- À faire -
(a) Dans le texte sur la technopolitique ci-dessous, reprenez le passage allant de « Depuis le 15M, la » jusqu'à « co-production des technologies. » en substituant « le numérique » à « la technologie ».
(b) Selon le texte sur la technopolitique ci-dessous, pour quelle raison la légitimité et le sens de la démocratie elle-même ont-ils été remis en cause ? Répondez en une à trois phrases.
(c) Poursuivez le texte sur la technopolitique ci-dessous après sa dernière phrase.

--- Texte affiché ---

Cette transition coïncide avec le déclin des systèmes représentatifs ces dernières décennies (Norris, 1999 ; Pharr & Putnam, 2000 ; Tormey, 2015), qui a contribué à la remise en cause de la légitimité et du sens de la démocratie elle-même, réduite et souvent identifiée à ce système (Crouch, 2004 ; Keane, 2009 ; Streeck, 2016). Plusieurs auteurs ont utilisé le terme « post-démocratie » pour se référer à la diminution du pouvoir et du sens des institutions représentatives qui va de la mondialisation à la désaffection et à la désertion politiques des citoyens (Brito Vieira and Runciman, 2008 ; Keane, 2009 ; Rosanvallon, 2011 ; Tormey, 2015). Les différentes tentatives d’amélioration de la participation ne sont pas parvenues à renverser cette tendance (Keane, 2011 ; Tormey, 2015).

Photo by Avel Chuklanov on Unsplash

 

Cette crise politique de long terme s’est révélée après la crise économique et financière de 2008, et lui est directement liée. Ainsi, des millions de gens mobilisés contre cette crise n’ont pas simplement demandé une vraie démocratie, ils l’expérimentent et la construisent réellement. L’étape-clé de ce processus est le mouvement-réseau du 15M. C’est dans un contexte d’hypermédiation technologique que les TIC, utilisées dans les années 80 et 90 pour l’accélération des flux financiers et de la mondialisation (Castells, 1996), sont devenues des espaces et des outils cruciaux en faveur d’une réappropriation multipolaire de la politique ainsi que de l’expérimentation démocratique (Martinet Ros et al., 2015).

 

Après quatre ans de nombreux succès et échecs, de nouvelles initiatives politiques citoyennes ont réussi en mai 2015 à prendre le pouvoir dans les principales villes espagnoles, dont Barcelone. De fait, elles se plaçaient dans la continuité de pays comme l’Islande, où la crise économique a entraîné une période de réappropriation citoyenne des institutions et d’innovation démocratie fertile, basées sur une utilisation intensive et créative des TIC.

 

Depuis le 15M, la plupart des expérimentations visant à l’introduction de nouvelles formes de démocratie participative et délibérative (Barber, 1984 ; Habermas, 1994, 1996 ; Della Porta 2013) ont utilisé la technologie comme intermédiaire. Comme on peut le constater à partir du cas islandais (et d’autres, comme l’exemple finlandais), les processus de démocratisation tels que la mobilisation citoyenne et la prise de pouvoir demande une coordination techno-politique (Rodotà 1997 ; Martinet Ros et al., 2015) pour atteindre une profondeur et une diversité maximales. La technopolitique émerge de la politisation de technologies et du ré-assemblage technologique de la politique aussi bien que du co-développement et de la co-production des technologies.

--- Données affichées ---

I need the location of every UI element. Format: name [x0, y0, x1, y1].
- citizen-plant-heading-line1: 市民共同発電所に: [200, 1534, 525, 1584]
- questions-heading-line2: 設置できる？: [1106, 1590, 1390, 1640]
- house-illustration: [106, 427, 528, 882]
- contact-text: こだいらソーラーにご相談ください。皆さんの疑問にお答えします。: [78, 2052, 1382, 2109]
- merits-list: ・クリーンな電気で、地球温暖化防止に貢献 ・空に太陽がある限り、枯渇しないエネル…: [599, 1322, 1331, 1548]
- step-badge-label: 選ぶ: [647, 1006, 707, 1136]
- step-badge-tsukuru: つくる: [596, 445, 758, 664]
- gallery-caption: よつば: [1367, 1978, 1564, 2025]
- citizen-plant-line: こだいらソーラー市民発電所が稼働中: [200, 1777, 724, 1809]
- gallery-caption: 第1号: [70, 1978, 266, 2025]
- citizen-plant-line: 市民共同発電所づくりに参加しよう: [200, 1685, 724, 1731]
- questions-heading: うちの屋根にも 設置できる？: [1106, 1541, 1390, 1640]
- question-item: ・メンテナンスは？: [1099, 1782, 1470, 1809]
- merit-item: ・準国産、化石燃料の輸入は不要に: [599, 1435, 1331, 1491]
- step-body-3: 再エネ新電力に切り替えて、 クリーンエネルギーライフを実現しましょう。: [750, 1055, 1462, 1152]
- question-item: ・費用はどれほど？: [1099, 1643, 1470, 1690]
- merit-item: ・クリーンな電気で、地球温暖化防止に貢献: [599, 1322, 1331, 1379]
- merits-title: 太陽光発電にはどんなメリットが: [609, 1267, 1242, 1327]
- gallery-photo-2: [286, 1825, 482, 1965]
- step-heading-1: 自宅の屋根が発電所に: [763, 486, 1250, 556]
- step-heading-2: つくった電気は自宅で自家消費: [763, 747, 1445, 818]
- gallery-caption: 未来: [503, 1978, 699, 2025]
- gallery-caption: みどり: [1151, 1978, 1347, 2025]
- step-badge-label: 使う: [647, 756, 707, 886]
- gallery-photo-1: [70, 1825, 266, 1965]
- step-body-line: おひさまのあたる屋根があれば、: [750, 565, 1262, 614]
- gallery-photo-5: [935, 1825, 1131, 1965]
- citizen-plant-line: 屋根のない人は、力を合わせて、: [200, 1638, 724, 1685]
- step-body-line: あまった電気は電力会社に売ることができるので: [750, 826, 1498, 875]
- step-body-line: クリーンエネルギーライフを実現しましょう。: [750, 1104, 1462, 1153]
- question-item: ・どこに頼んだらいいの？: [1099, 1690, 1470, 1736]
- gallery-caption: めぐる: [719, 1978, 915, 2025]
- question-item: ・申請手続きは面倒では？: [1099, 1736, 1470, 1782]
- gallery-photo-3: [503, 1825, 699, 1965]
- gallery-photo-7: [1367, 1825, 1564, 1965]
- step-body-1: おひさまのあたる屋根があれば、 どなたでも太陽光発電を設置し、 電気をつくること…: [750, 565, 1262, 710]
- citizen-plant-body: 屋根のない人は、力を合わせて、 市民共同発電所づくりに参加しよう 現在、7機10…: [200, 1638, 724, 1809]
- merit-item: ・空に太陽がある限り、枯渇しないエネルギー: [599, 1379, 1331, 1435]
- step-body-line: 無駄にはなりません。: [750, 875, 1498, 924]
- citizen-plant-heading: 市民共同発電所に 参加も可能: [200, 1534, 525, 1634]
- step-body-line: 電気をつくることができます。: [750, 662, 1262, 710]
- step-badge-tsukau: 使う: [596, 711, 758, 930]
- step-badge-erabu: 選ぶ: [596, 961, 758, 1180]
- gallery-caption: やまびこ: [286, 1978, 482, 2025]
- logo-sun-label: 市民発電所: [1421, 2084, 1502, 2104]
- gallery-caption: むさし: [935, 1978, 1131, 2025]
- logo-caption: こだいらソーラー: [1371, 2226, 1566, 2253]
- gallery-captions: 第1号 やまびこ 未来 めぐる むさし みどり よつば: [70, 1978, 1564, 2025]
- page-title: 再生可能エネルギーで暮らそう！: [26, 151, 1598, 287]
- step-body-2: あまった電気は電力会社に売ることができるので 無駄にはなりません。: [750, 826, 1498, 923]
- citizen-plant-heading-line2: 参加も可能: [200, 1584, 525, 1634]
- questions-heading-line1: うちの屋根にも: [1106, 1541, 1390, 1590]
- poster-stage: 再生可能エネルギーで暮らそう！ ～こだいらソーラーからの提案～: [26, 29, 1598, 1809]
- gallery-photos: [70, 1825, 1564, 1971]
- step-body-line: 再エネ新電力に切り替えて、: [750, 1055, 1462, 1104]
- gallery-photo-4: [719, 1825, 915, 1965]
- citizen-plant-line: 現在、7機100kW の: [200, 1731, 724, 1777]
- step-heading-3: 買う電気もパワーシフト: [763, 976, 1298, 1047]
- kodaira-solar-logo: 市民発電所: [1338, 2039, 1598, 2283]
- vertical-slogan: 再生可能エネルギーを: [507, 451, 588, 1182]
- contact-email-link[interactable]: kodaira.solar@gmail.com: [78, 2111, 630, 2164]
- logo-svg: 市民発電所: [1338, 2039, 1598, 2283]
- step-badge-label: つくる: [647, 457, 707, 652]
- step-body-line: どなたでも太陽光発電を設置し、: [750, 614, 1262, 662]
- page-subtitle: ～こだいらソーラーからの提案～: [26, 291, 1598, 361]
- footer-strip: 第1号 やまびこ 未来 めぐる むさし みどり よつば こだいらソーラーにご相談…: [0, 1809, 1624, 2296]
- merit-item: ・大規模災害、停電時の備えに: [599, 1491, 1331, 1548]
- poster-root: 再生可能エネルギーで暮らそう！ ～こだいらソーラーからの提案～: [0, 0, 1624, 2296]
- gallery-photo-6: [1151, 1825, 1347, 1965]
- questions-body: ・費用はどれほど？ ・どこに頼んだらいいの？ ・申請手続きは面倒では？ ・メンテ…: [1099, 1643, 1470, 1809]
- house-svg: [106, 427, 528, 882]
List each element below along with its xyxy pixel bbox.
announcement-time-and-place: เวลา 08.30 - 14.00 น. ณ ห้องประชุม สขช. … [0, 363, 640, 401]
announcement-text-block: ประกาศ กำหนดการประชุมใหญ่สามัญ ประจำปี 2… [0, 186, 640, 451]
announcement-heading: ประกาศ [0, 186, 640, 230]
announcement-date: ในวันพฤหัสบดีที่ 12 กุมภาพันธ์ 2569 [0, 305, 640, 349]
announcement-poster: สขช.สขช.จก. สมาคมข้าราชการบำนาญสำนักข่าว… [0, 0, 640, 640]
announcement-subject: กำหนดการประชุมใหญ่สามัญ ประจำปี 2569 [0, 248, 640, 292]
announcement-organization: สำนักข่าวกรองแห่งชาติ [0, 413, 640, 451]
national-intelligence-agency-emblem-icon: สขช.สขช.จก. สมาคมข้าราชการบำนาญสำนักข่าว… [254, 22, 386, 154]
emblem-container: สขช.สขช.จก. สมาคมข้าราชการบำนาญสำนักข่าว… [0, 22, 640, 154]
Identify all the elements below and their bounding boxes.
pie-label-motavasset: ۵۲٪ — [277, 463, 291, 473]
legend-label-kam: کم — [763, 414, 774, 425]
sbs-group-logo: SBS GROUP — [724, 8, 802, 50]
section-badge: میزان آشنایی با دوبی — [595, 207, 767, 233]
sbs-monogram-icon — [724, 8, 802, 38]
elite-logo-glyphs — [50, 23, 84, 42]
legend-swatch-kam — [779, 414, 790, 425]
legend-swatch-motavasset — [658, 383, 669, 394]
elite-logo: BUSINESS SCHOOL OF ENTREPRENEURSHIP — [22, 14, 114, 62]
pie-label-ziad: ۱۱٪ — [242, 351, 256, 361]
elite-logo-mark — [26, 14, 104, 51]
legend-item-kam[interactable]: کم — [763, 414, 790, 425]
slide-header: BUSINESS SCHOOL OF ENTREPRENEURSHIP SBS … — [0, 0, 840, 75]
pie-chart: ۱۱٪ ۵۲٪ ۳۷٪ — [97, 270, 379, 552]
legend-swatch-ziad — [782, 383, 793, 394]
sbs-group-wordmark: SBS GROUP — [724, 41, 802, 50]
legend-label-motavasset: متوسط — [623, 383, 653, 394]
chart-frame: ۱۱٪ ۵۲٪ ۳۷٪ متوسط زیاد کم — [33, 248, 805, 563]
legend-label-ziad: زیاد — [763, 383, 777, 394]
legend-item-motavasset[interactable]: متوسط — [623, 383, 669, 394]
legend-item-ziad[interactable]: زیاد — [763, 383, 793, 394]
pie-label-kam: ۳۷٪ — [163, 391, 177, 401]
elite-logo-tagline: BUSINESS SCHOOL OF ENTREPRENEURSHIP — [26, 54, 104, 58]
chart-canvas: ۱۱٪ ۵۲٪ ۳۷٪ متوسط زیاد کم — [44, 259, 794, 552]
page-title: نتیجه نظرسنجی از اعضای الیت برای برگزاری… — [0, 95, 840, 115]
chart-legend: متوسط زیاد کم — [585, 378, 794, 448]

---

- Réponses -
(a)
Depuis le 15M, la plupart des expérimentations visant à l’introduction de nouvelles formes de démocratie participative et délibérative (Barber, 1984 ; Habermas, 1994, 1996 ; Della Porta 2013) ont utilisé le numérique comme intermédiaire. Comme on peut le constater à partir du cas islandais (et d’autres, comme l’exemple finlandais), les processus de démocratisation tels que la mobilisation citoyenne et la prise de pouvoir demande une coordination techno-politique (Rodotà 1997 ; Martinet Ros et al., 2015) pour atteindre une profondeur et une diversité maximales. La technopolitique émerge de la politisation de technologies et du ré-assemblage technologique de la politique aussi bien que du co-développement et de la co-production des technologies.

(b) Cette remise en cause découle du déclin des systèmes représentatifs au cours des dernières décennies. La démocratie avait été réduite à ce système et souvent identifiée à lui. Son affaiblissement a donc atteint la démocratie elle-même.

(c)
 

La forme que revêtent ces délibérations et participations techno-politiques diffère ; les pratiques numériques et présentielles, les espaces et les processus se connectent et se nourrissent mutuellement sur plusieurs niveaux. Ces dispositifs participatifs visent à l’augmentation du nombre, de la variété et de la parité des individus qui prennent part au gouvernement commun de la ville, étendant et enrichissant du même coup les zones, formes et périodes dans lesquelles ils se produisent et aidant ainsi à l’amélioration de l’intelligence collective (Levy, 1997), capable de se confronter à la complexité de la vie urbaine contemporaine. La technopolitique doit pallier les nombreuses limites de ce qui a été appelé la « démocratie numérique » (Hindman, 2008) en commençant par se libérer elle-même des récits « techno-centrés » et « techno-optimistes » autour de la participation aidée par le numérique.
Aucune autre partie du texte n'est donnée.